*Directions for this task*
From the material below, list every line containing "home".

^^^^

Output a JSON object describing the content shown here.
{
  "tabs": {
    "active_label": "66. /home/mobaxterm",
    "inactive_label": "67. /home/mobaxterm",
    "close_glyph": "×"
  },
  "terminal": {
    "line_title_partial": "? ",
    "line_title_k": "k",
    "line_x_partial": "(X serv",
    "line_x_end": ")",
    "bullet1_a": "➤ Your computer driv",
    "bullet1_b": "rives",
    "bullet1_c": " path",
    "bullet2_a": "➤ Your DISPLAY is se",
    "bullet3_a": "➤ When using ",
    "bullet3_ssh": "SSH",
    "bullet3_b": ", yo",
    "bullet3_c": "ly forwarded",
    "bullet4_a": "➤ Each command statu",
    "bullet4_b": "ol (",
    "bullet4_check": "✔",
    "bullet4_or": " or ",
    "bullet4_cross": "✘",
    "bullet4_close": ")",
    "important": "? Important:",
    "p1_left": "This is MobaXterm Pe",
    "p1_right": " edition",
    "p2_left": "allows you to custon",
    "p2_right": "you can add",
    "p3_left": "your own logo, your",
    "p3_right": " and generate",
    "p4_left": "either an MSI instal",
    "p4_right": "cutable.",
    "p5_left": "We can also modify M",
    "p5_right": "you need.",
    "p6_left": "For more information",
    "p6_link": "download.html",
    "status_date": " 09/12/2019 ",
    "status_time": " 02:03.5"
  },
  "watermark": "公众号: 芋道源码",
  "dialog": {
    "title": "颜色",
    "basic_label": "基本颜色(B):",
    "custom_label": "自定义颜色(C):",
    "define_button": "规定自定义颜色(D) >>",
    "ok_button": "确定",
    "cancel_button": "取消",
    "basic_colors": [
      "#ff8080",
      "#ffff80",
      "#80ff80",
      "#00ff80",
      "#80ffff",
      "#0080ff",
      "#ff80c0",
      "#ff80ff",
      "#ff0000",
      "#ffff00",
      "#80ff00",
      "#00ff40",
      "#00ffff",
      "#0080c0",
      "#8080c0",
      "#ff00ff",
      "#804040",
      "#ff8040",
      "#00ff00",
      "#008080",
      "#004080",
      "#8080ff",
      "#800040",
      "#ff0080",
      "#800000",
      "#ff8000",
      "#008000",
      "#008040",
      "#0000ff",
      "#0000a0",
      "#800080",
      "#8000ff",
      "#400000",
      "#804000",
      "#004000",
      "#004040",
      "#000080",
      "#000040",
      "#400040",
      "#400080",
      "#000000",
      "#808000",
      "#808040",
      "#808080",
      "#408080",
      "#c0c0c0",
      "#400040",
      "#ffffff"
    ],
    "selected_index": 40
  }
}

^^^^

*Task answer*
    "active_label": "66. /home/mobaxterm",
    "inactive_label": "67. /home/mobaxterm",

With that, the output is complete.